## [OBJECTIVE]
What is the number of lines in the entries that include the word "screenshot"? Respond with the number only.

## [GIVEN RECORDS]

..........

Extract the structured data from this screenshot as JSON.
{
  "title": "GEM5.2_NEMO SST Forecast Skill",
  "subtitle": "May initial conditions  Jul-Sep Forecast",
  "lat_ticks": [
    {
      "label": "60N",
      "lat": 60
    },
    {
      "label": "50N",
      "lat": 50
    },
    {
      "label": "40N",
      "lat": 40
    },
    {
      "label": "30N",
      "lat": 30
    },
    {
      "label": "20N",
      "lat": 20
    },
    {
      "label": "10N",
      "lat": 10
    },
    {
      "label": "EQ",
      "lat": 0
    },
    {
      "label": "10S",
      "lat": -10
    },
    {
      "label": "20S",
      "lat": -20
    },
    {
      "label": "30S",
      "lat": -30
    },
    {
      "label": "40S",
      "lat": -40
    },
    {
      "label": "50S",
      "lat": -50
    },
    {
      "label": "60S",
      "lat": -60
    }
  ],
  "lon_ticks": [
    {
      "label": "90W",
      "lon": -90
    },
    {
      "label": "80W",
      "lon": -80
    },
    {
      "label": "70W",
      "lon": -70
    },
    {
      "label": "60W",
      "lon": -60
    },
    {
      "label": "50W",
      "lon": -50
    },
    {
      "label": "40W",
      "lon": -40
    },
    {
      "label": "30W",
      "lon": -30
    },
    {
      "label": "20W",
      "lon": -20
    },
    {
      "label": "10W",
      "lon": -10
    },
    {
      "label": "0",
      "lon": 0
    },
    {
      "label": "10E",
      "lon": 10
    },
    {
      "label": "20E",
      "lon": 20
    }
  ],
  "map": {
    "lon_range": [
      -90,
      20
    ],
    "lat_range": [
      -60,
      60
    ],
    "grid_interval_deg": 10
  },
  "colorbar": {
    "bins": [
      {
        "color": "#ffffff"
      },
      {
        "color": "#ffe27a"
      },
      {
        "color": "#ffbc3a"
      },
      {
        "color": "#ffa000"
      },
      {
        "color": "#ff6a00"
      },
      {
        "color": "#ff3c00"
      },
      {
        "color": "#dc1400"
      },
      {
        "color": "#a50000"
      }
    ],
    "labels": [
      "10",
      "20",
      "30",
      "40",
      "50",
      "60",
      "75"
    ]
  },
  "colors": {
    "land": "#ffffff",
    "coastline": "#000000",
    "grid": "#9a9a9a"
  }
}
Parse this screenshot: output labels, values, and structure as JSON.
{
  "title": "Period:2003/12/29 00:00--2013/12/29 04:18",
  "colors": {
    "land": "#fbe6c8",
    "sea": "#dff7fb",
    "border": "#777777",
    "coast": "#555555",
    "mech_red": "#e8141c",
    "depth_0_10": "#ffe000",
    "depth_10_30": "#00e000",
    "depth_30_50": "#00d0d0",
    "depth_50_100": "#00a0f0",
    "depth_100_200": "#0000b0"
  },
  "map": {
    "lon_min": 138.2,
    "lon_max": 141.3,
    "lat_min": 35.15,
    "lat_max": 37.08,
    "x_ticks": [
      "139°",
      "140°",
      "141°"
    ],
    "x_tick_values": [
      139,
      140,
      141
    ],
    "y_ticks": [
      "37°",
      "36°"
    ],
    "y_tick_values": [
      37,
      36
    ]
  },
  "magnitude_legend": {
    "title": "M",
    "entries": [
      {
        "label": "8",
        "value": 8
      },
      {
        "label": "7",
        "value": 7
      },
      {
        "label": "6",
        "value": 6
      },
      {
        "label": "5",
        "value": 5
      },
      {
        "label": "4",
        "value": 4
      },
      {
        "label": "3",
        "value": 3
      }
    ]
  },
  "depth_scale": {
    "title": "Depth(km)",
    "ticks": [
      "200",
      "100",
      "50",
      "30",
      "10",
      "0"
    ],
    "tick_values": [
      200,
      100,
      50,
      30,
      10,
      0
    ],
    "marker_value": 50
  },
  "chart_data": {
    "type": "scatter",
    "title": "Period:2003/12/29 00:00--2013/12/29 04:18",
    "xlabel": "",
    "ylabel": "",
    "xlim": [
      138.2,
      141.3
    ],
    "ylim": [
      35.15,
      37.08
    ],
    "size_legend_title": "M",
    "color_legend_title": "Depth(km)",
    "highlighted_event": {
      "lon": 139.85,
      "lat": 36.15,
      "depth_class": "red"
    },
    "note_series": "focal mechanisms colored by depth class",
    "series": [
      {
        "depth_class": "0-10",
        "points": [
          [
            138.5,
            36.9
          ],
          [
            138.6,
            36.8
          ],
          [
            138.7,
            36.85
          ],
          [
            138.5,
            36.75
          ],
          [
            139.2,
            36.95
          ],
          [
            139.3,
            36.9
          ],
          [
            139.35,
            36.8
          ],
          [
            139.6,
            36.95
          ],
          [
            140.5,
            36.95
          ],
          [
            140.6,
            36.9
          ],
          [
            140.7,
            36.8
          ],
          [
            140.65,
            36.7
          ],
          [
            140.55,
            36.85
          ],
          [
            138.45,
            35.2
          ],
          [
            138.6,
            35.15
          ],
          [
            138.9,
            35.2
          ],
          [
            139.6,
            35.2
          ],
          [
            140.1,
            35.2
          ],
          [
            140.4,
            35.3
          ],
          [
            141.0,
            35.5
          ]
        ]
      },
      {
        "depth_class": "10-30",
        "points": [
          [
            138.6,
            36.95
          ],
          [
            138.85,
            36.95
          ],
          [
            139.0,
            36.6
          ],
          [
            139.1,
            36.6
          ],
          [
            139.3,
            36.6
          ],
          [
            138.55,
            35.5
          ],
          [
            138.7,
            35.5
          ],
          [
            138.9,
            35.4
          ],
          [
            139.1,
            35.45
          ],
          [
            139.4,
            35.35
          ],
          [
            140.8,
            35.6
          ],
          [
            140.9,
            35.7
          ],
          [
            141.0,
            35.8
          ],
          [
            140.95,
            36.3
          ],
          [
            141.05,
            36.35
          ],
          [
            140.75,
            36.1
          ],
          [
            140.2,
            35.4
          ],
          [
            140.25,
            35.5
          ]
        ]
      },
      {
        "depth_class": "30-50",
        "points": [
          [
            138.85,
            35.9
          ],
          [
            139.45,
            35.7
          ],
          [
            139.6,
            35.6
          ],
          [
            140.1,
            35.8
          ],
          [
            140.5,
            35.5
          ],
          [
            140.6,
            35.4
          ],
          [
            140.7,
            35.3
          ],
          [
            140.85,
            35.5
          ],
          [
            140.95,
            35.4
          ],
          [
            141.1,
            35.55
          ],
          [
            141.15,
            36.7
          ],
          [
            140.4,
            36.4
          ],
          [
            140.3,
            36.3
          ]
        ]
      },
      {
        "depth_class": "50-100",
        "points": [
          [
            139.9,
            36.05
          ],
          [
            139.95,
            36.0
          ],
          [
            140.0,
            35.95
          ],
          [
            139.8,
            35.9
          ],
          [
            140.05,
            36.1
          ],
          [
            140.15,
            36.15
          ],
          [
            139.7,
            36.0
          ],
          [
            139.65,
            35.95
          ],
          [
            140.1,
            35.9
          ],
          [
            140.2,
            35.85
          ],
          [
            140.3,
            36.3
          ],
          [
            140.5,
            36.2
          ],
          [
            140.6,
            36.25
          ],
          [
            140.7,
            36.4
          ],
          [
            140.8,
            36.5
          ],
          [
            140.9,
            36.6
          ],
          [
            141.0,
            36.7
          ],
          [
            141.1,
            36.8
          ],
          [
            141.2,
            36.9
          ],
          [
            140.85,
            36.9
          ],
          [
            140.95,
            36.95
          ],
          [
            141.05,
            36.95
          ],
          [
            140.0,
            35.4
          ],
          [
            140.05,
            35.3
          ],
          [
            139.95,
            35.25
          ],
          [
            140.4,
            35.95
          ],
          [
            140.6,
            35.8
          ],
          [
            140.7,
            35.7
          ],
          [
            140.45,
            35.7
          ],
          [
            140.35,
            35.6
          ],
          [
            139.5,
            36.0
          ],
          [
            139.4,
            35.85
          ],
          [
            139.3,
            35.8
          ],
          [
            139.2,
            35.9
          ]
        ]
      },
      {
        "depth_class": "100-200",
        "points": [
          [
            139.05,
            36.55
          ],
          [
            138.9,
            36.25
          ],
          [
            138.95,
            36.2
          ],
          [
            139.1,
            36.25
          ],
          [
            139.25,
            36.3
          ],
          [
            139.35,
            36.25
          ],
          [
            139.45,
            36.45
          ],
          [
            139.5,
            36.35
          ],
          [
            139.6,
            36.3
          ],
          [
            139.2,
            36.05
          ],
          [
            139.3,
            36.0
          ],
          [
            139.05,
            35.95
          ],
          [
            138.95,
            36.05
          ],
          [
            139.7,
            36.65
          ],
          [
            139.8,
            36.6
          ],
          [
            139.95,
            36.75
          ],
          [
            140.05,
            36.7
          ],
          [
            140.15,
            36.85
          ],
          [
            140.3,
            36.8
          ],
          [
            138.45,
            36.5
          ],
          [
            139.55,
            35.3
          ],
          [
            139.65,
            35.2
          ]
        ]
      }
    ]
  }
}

..........

## [CORRECT OUTPUT]
2